Problem statement: Sift the listing for lines that hold the string "经济发达" and pull them out.

Records from a dataset:
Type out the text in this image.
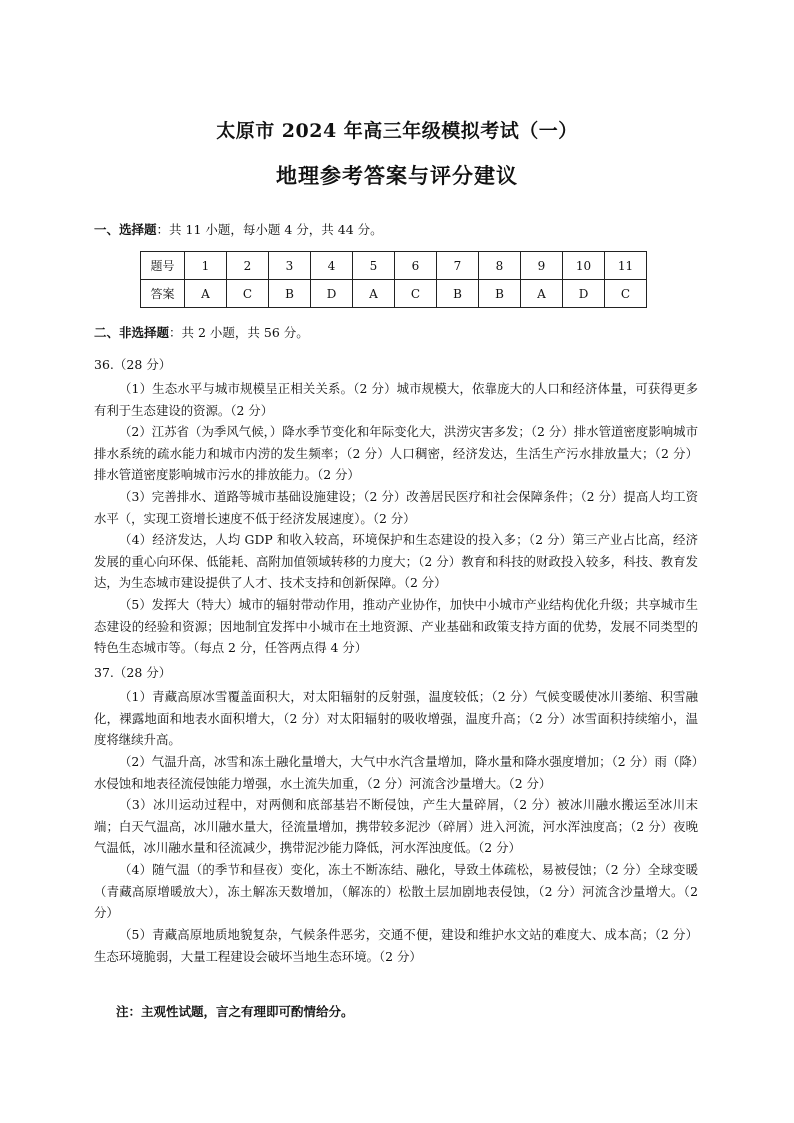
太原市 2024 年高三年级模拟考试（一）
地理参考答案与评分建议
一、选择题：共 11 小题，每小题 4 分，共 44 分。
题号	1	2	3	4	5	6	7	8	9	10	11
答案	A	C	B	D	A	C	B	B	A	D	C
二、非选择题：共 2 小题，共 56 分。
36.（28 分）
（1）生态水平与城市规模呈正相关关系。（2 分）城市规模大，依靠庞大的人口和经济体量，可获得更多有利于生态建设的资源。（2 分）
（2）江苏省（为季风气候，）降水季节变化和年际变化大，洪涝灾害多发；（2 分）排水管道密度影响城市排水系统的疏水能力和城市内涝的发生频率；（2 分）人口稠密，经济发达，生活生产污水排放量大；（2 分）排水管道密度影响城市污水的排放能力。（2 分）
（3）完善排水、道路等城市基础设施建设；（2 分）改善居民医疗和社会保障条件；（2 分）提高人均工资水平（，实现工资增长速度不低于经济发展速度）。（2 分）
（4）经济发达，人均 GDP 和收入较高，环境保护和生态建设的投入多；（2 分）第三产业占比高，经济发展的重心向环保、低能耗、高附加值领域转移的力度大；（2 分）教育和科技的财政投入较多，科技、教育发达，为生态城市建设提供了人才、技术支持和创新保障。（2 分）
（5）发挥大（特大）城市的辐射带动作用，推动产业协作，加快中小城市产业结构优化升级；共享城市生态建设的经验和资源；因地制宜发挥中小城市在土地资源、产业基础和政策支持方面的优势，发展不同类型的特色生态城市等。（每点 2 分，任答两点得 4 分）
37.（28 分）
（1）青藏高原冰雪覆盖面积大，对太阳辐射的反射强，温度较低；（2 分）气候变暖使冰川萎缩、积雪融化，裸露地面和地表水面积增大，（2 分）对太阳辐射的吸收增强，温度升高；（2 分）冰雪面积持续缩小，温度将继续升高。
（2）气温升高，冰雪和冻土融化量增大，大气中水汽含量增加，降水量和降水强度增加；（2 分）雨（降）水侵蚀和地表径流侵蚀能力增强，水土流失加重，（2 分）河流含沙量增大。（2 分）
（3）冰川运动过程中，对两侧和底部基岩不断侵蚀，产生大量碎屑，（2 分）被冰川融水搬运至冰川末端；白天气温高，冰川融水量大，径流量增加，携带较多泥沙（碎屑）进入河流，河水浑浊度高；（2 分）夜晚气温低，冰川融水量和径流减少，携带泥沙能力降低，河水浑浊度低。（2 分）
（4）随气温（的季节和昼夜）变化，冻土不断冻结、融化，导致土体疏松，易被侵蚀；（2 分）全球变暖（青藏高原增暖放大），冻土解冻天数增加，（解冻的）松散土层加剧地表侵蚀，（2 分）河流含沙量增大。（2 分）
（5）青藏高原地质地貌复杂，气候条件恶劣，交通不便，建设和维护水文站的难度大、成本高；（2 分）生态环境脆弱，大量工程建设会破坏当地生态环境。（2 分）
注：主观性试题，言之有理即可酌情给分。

Exercise solution:
（2）江苏省（为季风气候，）降水季节变化和年际变化大，洪涝灾害多发；（2 分）排水管道密度影响城市排水系统的疏水能力和城市内涝的发生频率；（2 分）人口稠密，经济发达，生活生产污水排放量大；（2 分）排水管道密度影响城市污水的排放能力。（2 分）
（4）经济发达，人均 GDP 和收入较高，环境保护和生态建设的投入多；（2 分）第三产业占比高，经济发展的重心向环保、低能耗、高附加值领域转移的力度大；（2 分）教育和科技的财政投入较多，科技、教育发达，为生态城市建设提供了人才、技术支持和创新保障。（2 分）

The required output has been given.